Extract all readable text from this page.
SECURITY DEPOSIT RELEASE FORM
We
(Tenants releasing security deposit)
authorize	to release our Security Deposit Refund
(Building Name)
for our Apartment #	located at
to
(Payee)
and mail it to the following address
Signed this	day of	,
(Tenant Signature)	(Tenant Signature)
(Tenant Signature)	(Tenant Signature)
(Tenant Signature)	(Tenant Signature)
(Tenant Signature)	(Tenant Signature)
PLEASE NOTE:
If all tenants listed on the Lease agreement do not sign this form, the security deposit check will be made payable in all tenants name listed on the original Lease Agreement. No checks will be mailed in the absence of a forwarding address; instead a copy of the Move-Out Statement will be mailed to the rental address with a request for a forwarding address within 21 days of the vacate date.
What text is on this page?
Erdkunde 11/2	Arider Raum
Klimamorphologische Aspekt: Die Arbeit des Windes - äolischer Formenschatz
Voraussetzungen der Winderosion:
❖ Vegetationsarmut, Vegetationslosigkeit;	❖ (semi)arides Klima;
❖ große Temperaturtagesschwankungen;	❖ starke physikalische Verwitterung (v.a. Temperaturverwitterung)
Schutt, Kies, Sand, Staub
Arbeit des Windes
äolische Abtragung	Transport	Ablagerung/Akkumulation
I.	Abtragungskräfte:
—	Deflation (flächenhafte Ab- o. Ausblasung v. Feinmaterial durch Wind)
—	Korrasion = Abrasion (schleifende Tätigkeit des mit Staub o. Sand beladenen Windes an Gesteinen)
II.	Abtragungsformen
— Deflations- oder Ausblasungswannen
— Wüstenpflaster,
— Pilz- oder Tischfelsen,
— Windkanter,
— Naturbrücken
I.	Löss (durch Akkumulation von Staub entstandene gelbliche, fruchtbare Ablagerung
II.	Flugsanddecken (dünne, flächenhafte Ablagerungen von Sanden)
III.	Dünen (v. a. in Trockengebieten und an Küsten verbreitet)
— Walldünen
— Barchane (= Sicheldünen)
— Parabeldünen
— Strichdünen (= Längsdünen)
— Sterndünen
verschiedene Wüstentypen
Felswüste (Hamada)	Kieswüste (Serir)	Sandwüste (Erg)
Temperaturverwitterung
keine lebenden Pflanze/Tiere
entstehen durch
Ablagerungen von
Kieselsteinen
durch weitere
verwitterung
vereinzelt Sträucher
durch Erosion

Job: Give back the whole listing exactly as it reads.

Output of the exercise:
Extract all readable text from this page.
SECURITY DEPOSIT RELEASE FORM
We
(Tenants releasing security deposit)
authorize	to release our Security Deposit Refund
(Building Name)
for our Apartment #	located at
to
(Payee)
and mail it to the following address
Signed this	day of	,
(Tenant Signature)	(Tenant Signature)
(Tenant Signature)	(Tenant Signature)
(Tenant Signature)	(Tenant Signature)
(Tenant Signature)	(Tenant Signature)
PLEASE NOTE:
If all tenants listed on the Lease agreement do not sign this form, the security deposit check will be made payable in all tenants name listed on the original Lease Agreement. No checks will be mailed in the absence of a forwarding address; instead a copy of the Move-Out Statement will be mailed to the rental address with a request for a forwarding address within 21 days of the vacate date.
What text is on this page?
Erdkunde 11/2	Arider Raum
Klimamorphologische Aspekt: Die Arbeit des Windes - äolischer Formenschatz
Voraussetzungen der Winderosion:
❖ Vegetationsarmut, Vegetationslosigkeit;	❖ (semi)arides Klima;
❖ große Temperaturtagesschwankungen;	❖ starke physikalische Verwitterung (v.a. Temperaturverwitterung)
Schutt, Kies, Sand, Staub
Arbeit des Windes
äolische Abtragung	Transport	Ablagerung/Akkumulation
I.	Abtragungskräfte:
—	Deflation (flächenhafte Ab- o. Ausblasung v. Feinmaterial durch Wind)
—	Korrasion = Abrasion (schleifende Tätigkeit des mit Staub o. Sand beladenen Windes an Gesteinen)
II.	Abtragungsformen
— Deflations- oder Ausblasungswannen
— Wüstenpflaster,
— Pilz- oder Tischfelsen,
— Windkanter,
— Naturbrücken
I.	Löss (durch Akkumulation von Staub entstandene gelbliche, fruchtbare Ablagerung
II.	Flugsanddecken (dünne, flächenhafte Ablagerungen von Sanden)
III.	Dünen (v. a. in Trockengebieten und an Küsten verbreitet)
— Walldünen
— Barchane (= Sicheldünen)
— Parabeldünen
— Strichdünen (= Längsdünen)
— Sterndünen
verschiedene Wüstentypen
Felswüste (Hamada)	Kieswüste (Serir)	Sandwüste (Erg)
Temperaturverwitterung
keine lebenden Pflanze/Tiere
entstehen durch
Ablagerungen von
Kieselsteinen
durch weitere
verwitterung
vereinzelt Sträucher
durch Erosion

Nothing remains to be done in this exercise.